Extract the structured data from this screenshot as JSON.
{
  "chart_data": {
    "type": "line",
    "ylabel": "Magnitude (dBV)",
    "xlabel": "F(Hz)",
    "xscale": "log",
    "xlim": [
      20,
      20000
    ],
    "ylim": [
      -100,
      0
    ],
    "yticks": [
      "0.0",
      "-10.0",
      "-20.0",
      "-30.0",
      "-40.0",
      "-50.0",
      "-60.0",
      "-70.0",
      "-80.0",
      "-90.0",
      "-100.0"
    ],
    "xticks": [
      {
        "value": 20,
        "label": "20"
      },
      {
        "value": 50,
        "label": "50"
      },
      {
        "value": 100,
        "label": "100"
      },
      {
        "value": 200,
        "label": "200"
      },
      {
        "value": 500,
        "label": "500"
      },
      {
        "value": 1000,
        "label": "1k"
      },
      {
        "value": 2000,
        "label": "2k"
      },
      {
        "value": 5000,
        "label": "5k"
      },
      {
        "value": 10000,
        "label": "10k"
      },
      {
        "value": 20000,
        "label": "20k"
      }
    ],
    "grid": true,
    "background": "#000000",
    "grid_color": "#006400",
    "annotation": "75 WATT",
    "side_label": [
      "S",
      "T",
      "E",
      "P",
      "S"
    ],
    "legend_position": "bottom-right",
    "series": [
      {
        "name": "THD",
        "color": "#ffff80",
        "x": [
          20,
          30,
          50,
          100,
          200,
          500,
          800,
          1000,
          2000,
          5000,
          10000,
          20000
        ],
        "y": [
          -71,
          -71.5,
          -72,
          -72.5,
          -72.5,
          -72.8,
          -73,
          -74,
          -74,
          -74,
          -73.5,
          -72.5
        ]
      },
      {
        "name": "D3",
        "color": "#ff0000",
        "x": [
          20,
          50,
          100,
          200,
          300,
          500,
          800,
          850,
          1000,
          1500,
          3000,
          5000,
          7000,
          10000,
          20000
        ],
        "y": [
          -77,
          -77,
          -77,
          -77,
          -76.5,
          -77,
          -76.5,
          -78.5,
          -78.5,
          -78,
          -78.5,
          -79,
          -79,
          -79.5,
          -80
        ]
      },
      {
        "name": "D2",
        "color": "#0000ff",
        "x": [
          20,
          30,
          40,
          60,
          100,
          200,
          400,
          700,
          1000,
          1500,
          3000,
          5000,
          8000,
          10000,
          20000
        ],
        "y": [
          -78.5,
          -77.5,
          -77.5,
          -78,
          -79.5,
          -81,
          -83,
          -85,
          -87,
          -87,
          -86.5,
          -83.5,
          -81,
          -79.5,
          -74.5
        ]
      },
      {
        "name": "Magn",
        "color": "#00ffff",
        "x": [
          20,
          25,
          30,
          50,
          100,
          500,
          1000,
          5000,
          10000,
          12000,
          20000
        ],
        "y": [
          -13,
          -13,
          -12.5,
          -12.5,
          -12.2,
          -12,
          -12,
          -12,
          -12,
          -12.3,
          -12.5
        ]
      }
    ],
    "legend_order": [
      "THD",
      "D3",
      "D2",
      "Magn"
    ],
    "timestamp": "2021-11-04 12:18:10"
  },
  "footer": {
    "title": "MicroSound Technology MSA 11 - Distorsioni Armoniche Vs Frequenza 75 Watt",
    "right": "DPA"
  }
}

==

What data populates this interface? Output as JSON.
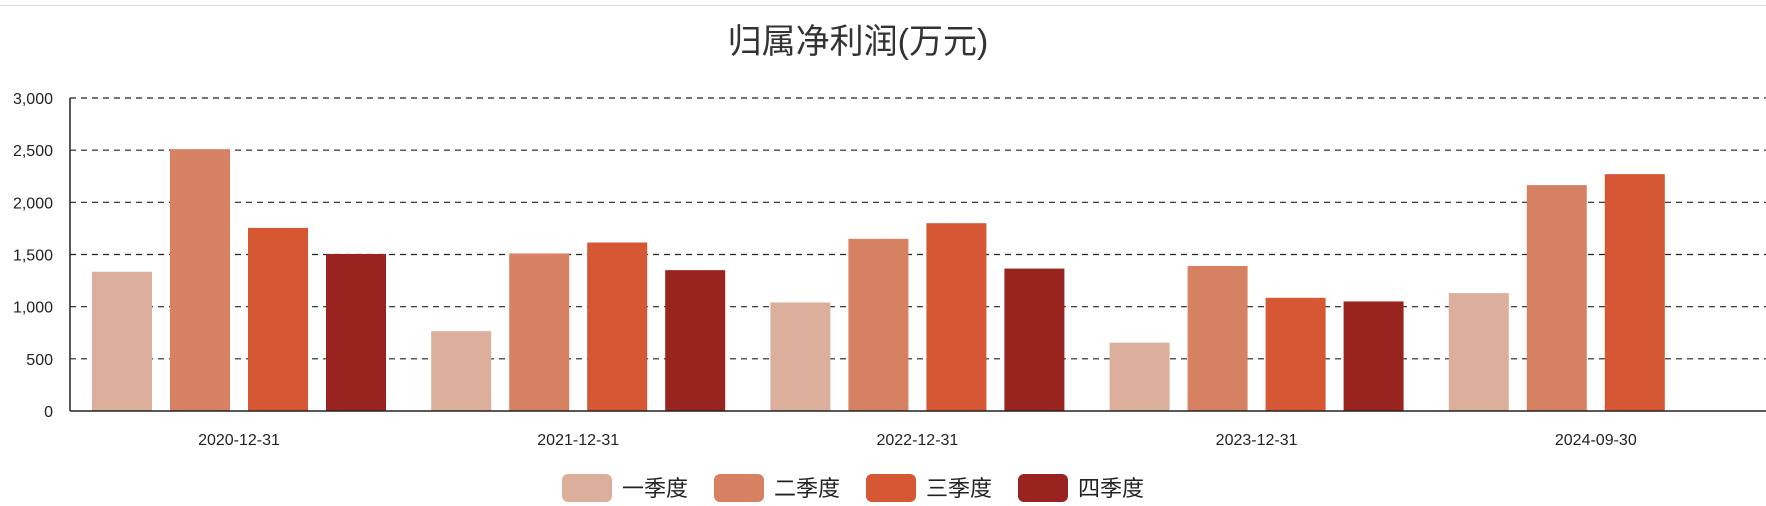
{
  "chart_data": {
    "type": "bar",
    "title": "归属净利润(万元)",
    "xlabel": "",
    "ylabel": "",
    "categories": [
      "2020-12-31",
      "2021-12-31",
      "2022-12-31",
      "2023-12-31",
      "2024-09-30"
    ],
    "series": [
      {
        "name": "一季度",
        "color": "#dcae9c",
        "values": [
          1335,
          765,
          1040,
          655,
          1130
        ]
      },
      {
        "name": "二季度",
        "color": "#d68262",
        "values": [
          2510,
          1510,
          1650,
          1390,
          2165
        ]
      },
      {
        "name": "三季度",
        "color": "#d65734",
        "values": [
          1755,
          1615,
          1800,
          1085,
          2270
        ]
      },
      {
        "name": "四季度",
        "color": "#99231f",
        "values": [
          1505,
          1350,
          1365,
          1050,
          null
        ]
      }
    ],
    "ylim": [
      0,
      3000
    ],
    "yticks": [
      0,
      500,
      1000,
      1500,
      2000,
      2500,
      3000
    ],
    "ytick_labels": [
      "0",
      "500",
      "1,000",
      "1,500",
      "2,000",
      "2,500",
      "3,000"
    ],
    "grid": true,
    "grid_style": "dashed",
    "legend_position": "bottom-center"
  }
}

◆ **JOB**
Each line that holds the word "JSON" is to be copied.

◆ **SOLUTION TO THE EXERCISE**
Extract the structured data from this screenshot as JSON.
What data populates this interface? Output as JSON.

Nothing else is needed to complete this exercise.